# Directions
Exact reproduction is required for all entries.

☆ ☆ ☆ ☆

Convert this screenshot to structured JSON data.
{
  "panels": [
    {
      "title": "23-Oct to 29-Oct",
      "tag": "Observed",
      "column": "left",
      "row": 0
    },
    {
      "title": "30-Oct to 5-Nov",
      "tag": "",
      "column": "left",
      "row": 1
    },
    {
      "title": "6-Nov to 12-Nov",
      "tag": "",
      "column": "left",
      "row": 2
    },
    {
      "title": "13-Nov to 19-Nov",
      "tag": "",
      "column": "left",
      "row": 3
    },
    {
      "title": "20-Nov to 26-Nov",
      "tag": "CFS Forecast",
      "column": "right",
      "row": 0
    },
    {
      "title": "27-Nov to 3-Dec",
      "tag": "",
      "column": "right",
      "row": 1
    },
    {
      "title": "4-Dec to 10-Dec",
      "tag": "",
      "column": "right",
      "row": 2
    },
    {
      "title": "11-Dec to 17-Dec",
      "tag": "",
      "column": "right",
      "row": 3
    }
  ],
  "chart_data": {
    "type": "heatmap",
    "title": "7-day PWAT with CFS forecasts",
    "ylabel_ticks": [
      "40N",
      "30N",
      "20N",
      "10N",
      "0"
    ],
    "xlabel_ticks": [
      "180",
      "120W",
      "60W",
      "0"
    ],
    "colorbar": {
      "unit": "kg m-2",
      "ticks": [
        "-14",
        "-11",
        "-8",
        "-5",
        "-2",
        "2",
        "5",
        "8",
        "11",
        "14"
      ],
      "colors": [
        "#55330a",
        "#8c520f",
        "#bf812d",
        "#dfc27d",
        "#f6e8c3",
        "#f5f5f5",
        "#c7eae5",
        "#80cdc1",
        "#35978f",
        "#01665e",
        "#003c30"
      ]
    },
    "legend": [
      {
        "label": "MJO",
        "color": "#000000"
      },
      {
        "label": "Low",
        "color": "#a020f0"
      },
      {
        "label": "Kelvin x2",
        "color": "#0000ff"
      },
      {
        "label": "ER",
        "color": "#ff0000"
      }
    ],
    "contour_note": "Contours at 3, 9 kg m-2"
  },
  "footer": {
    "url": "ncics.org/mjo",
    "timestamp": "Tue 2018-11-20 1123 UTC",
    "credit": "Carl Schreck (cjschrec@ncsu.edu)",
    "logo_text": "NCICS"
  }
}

☆ ☆ ☆ ☆

# Output below
Convert this screenshot to structured JSON data.
{
  "panels": [
    {
      "title": "23-Oct to 29-Oct",
      "tag": "Observed",
      "column": "left",
      "row": 0
    },
    {
      "title": "30-Oct to 5-Nov",
      "tag": "",
      "column": "left",
      "row": 1
    },
    {
      "title": "6-Nov to 12-Nov",
      "tag": "",
      "column": "left",
      "row": 2
    },
    {
      "title": "13-Nov to 19-Nov",
      "tag": "",
      "column": "left",
      "row": 3
    },
    {
      "title": "20-Nov to 26-Nov",
      "tag": "CFS Forecast",
      "column": "right",
      "row": 0
    },
    {
      "title": "27-Nov to 3-Dec",
      "tag": "",
      "column": "right",
      "row": 1
    },
    {
      "title": "4-Dec to 10-Dec",
      "tag": "",
      "column": "right",
      "row": 2
    },
    {
      "title": "11-Dec to 17-Dec",
      "tag": "",
      "column": "right",
      "row": 3
    }
  ],
  "chart_data": {
    "type": "heatmap",
    "title": "7-day PWAT with CFS forecasts",
    "ylabel_ticks": [
      "40N",
      "30N",
      "20N",
      "10N",
      "0"
    ],
    "xlabel_ticks": [
      "180",
      "120W",
      "60W",
      "0"
    ],
    "colorbar": {
      "unit": "kg m-2",
      "ticks": [
        "-14",
        "-11",
        "-8",
        "-5",
        "-2",
        "2",
        "5",
        "8",
        "11",
        "14"
      ],
      "colors": [
        "#55330a",
        "#8c520f",
        "#bf812d",
        "#dfc27d",
        "#f6e8c3",
        "#f5f5f5",
        "#c7eae5",
        "#80cdc1",
        "#35978f",
        "#01665e",
        "#003c30"
      ]
    },
    "legend": [
      {
        "label": "MJO",
        "color": "#000000"
      },
      {
        "label": "Low",
        "color": "#a020f0"
      },
      {
        "label": "Kelvin x2",
        "color": "#0000ff"
      },
      {
        "label": "ER",
        "color": "#ff0000"
      }
    ],
    "contour_note": "Contours at 3, 9 kg m-2"
  },
  "footer": {
    "url": "ncics.org/mjo",
    "timestamp": "Tue 2018-11-20 1123 UTC",
    "credit": "Carl Schreck (cjschrec@ncsu.edu)",
    "logo_text": "NCICS"
  }
}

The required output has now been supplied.